▶ **Provided text**
□ □ □

Exploring Dorset’s Jurassic Coast? From scenic walks to just-caught seafood, here’s our pick of the very best things to do in Lulworth Cove

Written by
Lisa Wright
Ellie Walker-Arnott
Sammy Jones

Lulworth Cove is a sheltered, shell-shaped bay edged with bright white pebbles. Its striking views attract hundreds of thousands of visitors throughout the summer – so we’d recommend a day trip during the early evening, or when the temperature dips. While you’re there you’ll become an amateur geographer, spotting and navigating towering rock formations that were shaped 25 million years ago when continental tectonic plates collided (also forming the Alps in the process). Though the smattering of pubs, restaurants and other great attractions in these parts might not have been around quite that long, plenty are still old enough to feel like a trip back in time. Ready? Here’s our pick of the very best things to do in Lulworth Cove.

RECOMMENDED: Find the best things to do in nearby Weymouth, Bournemouth and the New Forest

Best things to do in Lulworth Cove

First Up

The Boat Shed Café is nestled nice and close to the semicircular surf. They have Dorset speciality tea on deck, and a proper breakfast menu including full English breakfasts for both meat-eaters and vegetarians. Stop slightly later in the day to take advantage of The Boat Shed’s lunch, which puts the spotlight on freshly caught seafood. The mussels are well priced for one, while the ploughman’s (featuring poached salmon, Dorset crab, smoked mackerel and prawns) is made to share. Forgive us – but we reckon this has to be more of a fisherman’s.

Soak up the vibes

Don’t visit Lulworth Cove without exploring the breathtaking views and rolling cliffs of the surrounding area – all of which was classified as a World Heritage Site in 2001. Before you head over to the much better-known but further-away Durdle Door, negotiate the short walk to Stair Hole, one of the best places to see the geological talking point lovingly nicknamed the Lulworth Crumple. Made up of three mini-coves – plus a stack, arch and cave – there’s lots to observe from your tranquil spot high above the rippling waters.


Stop for lunch

Stroll 15 minutes inland and you’ll reach The Castle Inn, a thatched-roof pub specialising in local ales and posh pub grub. Think Brixham crab croquetas with preserved lemon mayo and Parmesan followed by Cheddar Valley strawberries, vegan cheesecake and strawberry sorbet. If all the hills have got you feeling justifiably lazy, Lulworth Cove Inn is another top lunchtime stop. It’s right on the main stretch leading up from the sea, and boasts a sun-trap beer garden plus a wood burner indoors. The Weld Arms, in nearby East Lulworth, also has a line in elegant pub grub, with local ciders to match. 

Go on an adventure

The cove itself might have a quiet pace – that’s what we’re all craving by heading down there, after all – but there’s plenty to do nearby if you want to switch up the energy levels. Seventeenth-century Lulworth Castle & Park (home of Bestival) is within walking distance and will have you feeling like royalty while on a grand tour of the grounds. Renowned primate sanctuary Monkey World (home to Europe’s only orang-utan creche) is also just a short drive away. Kids will love hanging out with the chimpanzees, lemurs and squirrel monkeys – but then, so did we.

□ □ □

▶ **Problems**
(A) For each statement, say yes or no according to the Lulworth Cove guide, and quote the words that decide it: (i) the cove's rock formations were shaped 25 million years ago; (ii) the surrounding area was made a World Heritage Site in 2011; (iii) Durdle Door is nearer to the cove than Stair Hole.
(B) Name every seafood item that the Lulworth Cove guide lists as part of The Boat Shed's ploughman's.
(C) Please retype the passage of the Lulworth Cove guide that starts at the words "Lulworth Cove is" and stops after "in Lulworth Cove.".
You won't need the data for anything here.

□ □ □

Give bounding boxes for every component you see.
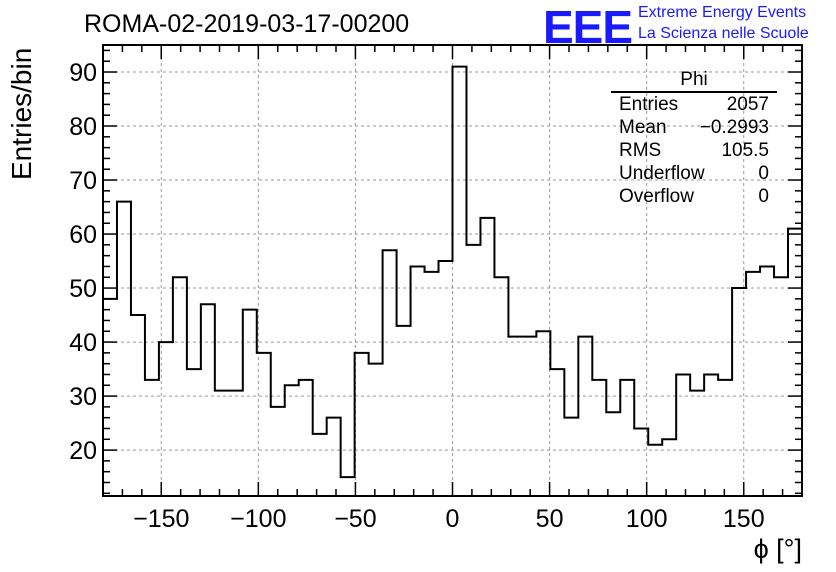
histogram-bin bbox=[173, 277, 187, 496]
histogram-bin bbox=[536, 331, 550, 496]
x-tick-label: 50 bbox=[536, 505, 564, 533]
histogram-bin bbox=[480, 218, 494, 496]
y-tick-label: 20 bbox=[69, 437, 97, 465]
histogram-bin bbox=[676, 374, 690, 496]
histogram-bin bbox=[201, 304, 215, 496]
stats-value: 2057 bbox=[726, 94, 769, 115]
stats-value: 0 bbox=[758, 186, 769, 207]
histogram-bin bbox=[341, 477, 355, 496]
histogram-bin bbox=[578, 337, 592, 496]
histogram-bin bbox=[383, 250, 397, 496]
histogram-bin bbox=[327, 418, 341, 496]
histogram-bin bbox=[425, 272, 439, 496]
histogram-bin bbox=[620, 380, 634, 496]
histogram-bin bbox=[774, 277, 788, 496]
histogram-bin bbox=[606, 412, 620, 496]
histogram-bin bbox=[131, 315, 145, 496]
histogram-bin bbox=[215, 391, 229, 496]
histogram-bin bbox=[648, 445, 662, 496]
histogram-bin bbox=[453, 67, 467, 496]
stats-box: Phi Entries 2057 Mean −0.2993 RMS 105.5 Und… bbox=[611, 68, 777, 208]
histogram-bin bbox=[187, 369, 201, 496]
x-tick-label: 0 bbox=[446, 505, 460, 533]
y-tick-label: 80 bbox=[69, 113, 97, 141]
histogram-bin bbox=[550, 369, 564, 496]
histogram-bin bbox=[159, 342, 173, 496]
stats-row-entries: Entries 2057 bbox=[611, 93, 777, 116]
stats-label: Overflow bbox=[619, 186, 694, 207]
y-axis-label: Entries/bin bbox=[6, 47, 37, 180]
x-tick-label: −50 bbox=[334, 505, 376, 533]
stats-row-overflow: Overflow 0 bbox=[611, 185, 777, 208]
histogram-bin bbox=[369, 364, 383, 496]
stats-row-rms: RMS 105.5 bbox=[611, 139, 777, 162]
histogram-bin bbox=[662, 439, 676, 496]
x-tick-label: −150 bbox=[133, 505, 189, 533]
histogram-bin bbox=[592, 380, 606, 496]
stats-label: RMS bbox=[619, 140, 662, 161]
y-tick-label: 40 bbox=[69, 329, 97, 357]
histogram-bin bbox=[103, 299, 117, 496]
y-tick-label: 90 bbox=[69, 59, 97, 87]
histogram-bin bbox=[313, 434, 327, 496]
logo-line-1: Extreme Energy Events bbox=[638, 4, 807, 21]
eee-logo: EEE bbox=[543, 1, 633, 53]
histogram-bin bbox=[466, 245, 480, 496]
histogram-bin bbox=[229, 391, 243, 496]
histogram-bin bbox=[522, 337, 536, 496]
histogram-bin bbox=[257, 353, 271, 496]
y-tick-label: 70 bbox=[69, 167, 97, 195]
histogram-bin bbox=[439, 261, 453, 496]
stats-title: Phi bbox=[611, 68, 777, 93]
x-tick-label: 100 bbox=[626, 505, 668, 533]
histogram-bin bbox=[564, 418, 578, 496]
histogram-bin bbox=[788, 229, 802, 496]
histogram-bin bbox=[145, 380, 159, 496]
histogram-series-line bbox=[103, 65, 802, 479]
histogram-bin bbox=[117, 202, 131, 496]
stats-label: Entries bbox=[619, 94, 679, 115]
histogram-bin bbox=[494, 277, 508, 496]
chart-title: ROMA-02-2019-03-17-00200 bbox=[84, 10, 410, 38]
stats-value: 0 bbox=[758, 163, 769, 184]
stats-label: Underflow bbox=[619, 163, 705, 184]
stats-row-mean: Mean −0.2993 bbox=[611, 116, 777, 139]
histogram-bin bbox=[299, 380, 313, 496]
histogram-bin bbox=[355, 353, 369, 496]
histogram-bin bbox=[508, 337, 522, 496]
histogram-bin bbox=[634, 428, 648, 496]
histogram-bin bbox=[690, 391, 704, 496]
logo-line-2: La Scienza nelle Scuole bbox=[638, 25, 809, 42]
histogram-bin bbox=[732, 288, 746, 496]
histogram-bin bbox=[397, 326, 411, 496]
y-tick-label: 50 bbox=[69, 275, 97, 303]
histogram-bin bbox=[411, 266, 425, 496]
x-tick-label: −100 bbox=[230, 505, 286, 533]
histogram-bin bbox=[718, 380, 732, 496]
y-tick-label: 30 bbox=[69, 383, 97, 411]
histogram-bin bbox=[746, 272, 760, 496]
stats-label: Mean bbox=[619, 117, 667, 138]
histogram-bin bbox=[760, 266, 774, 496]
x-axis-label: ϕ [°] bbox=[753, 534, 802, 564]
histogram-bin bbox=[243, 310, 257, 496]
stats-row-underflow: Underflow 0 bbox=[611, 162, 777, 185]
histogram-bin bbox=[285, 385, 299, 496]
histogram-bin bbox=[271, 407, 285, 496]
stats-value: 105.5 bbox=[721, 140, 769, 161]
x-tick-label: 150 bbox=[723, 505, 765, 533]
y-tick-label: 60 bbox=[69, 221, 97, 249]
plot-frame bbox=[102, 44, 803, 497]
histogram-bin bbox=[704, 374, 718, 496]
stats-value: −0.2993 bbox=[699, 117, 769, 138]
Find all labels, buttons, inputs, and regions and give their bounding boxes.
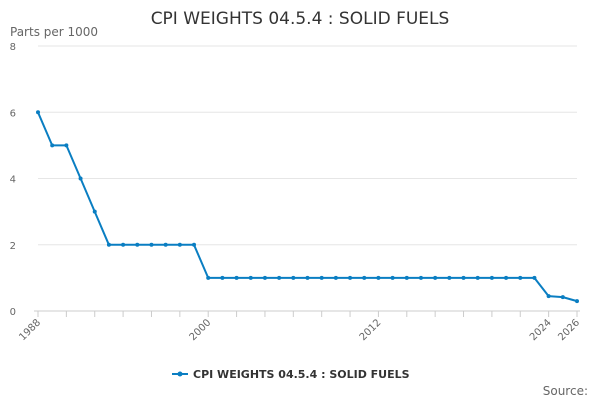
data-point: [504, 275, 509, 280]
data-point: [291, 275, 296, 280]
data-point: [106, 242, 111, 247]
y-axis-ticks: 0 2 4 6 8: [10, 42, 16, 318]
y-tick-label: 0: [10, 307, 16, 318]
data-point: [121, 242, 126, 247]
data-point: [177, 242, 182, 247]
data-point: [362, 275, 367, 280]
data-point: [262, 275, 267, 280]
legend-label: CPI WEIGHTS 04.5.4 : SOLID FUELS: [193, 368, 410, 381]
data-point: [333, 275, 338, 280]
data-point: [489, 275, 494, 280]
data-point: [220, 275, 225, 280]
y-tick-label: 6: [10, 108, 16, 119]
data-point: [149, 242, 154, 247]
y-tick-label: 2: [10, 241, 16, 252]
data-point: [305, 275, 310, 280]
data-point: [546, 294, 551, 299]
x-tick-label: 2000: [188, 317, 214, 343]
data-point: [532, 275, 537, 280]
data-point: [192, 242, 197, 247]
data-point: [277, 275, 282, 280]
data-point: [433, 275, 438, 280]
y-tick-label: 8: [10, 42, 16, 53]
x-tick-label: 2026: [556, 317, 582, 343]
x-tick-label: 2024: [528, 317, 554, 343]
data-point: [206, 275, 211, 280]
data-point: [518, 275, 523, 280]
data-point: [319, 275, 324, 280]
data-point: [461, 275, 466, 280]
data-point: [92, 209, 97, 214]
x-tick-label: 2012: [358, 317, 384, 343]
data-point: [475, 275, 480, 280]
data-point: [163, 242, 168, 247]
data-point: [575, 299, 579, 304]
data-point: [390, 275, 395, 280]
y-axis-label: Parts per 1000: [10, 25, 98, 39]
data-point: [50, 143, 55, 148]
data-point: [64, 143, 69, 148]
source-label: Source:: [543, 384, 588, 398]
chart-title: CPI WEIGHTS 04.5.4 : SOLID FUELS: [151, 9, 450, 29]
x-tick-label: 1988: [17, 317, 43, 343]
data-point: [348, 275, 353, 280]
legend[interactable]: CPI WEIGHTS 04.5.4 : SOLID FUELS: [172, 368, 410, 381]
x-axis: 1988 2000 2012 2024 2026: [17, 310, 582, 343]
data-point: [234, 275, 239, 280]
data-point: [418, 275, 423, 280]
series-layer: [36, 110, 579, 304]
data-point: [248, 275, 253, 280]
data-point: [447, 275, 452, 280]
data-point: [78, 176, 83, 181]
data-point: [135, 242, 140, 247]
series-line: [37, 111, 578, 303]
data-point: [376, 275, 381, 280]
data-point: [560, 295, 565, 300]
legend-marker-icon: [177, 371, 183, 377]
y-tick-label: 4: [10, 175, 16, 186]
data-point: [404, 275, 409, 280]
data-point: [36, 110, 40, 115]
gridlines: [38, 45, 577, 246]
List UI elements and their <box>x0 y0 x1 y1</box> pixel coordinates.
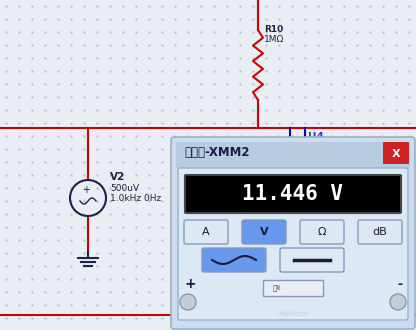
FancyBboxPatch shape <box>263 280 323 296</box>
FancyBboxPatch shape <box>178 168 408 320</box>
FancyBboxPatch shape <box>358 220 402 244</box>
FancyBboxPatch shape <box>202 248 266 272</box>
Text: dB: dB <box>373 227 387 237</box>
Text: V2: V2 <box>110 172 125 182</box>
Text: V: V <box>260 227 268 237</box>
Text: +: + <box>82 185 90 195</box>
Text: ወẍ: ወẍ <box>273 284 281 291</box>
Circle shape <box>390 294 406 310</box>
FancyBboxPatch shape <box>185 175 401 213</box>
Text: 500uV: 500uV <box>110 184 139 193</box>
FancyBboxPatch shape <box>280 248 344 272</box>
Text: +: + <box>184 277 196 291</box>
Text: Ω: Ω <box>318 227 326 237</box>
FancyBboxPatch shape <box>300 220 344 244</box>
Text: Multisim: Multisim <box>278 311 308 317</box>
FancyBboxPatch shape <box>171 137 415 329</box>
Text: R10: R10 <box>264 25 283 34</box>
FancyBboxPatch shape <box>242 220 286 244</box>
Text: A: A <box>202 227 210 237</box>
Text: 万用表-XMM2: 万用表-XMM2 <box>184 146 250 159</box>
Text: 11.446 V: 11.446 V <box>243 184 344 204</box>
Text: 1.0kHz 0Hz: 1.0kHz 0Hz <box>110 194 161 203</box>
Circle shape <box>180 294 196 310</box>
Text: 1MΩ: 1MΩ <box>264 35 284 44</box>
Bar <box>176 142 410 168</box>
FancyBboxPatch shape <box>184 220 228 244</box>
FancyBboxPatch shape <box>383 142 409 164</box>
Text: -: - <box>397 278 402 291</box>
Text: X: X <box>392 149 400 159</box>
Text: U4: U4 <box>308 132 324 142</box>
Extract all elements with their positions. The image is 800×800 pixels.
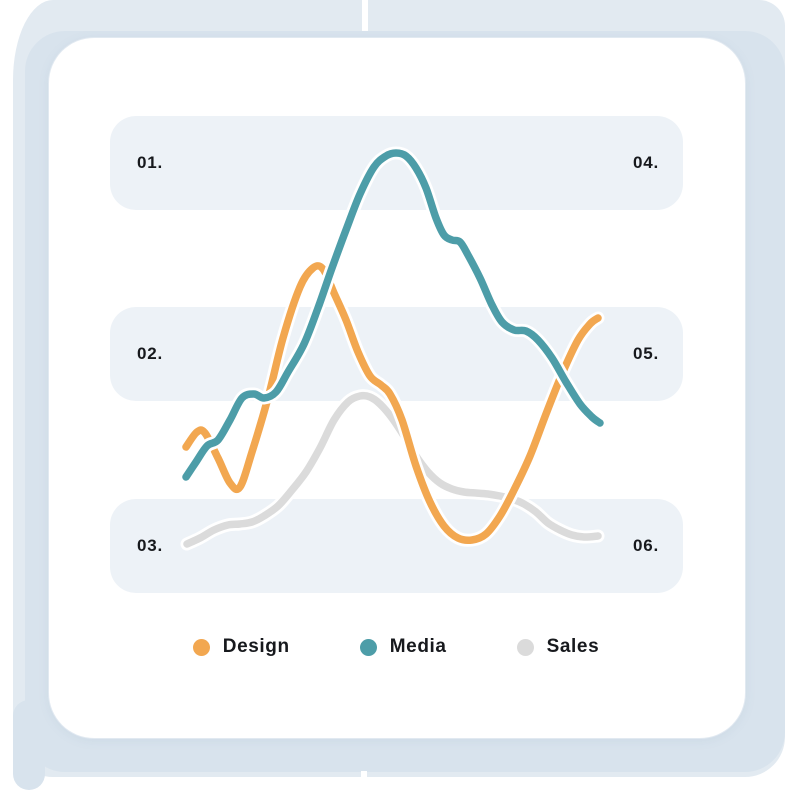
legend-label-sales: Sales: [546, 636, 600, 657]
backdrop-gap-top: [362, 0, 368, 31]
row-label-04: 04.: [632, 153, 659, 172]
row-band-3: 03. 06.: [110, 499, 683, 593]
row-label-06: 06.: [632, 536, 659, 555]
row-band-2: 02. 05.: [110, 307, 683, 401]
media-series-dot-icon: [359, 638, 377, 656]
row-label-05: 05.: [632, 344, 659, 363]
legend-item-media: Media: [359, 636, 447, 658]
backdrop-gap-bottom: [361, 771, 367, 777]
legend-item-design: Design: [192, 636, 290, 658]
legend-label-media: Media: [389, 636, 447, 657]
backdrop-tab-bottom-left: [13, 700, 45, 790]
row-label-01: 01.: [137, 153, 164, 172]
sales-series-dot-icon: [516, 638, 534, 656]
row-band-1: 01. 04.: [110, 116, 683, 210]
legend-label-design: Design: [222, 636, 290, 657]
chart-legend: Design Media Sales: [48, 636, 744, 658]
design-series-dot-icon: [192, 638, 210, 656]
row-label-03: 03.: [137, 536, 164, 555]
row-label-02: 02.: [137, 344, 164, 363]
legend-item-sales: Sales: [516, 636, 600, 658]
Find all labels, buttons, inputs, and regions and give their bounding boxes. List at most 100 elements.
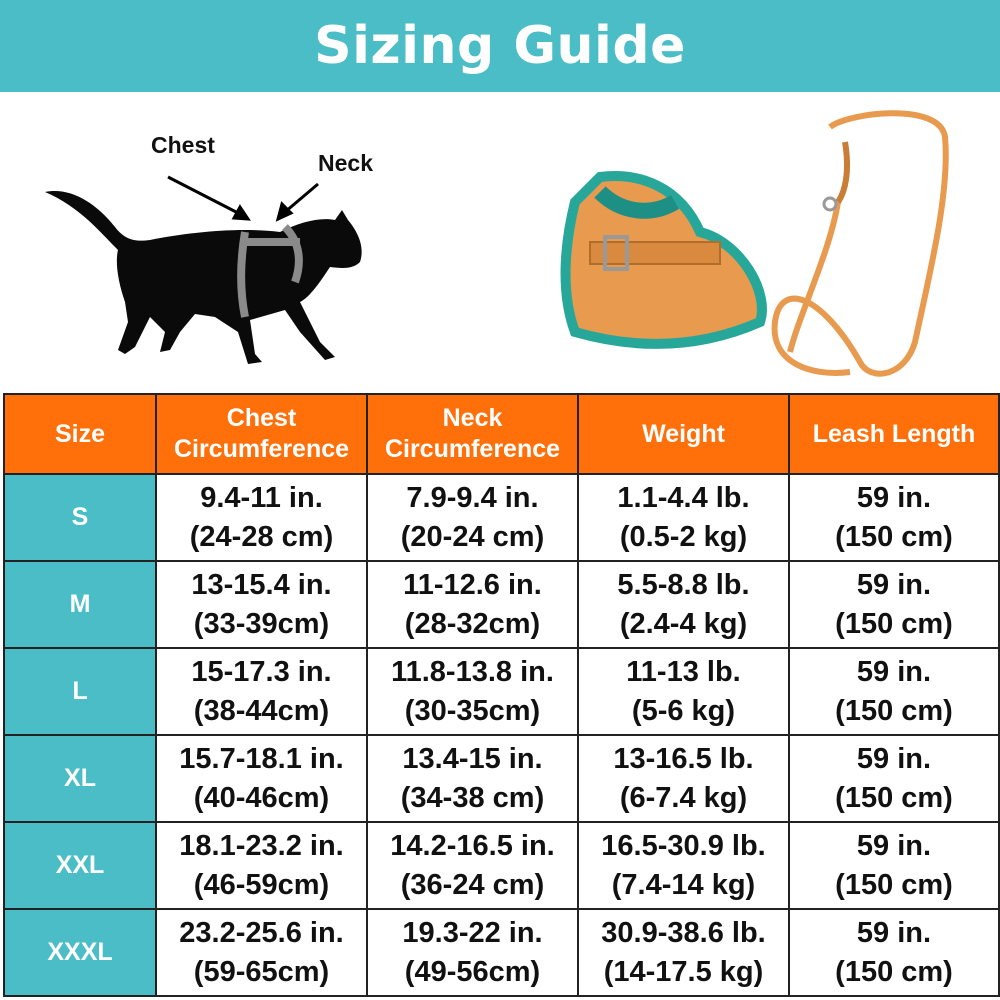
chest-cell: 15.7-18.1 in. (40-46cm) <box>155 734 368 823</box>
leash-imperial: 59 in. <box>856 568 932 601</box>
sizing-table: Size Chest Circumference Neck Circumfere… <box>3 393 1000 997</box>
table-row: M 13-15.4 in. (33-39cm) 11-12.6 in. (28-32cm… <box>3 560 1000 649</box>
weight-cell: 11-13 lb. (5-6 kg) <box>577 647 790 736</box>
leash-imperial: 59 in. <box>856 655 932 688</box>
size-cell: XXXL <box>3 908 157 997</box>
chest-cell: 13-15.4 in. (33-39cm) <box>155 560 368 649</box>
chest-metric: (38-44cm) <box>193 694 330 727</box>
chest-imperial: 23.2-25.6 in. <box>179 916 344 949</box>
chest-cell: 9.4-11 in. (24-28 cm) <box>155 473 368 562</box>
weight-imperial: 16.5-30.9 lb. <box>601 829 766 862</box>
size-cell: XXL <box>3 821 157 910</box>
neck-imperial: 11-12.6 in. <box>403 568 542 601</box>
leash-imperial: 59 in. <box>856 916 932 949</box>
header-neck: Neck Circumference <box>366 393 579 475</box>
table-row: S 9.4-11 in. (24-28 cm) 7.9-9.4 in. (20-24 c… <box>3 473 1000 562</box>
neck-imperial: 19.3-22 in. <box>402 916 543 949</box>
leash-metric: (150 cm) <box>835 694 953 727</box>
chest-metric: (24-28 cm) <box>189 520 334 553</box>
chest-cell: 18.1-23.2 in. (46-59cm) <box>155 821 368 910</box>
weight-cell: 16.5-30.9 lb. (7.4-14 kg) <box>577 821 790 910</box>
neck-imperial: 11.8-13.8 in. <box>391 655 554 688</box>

□ □ □

▶ **The responses**
(A)
(i) Yes: "shaped 25 million years ago"
(ii) No: "classified as a World Heritage Site in 2001"
(iii) No: "the much better-known but further-away Durdle Door"

(B)
- Poached salmon
- Dorset crab
- Smoked mackerel
- Prawns

(C)
Lulworth Cove is a sheltered, shell-shaped bay edged with bright white pebbles. Its striking views attract hundreds of thousands of visitors throughout the summer – so we’d recommend a day trip during the early evening, or when the temperature dips. While you’re there you’ll become an amateur geographer, spotting and navigating towering rock formations that were shaped 25 million years ago when continental tectonic plates collided (also forming the Alps in the process). Though the smattering of pubs, restaurants and other great attractions in these parts might not have been around quite that long, plenty are still old enough to feel like a trip back in time. Ready? Here’s our pick of the very best things to do in Lulworth Cove.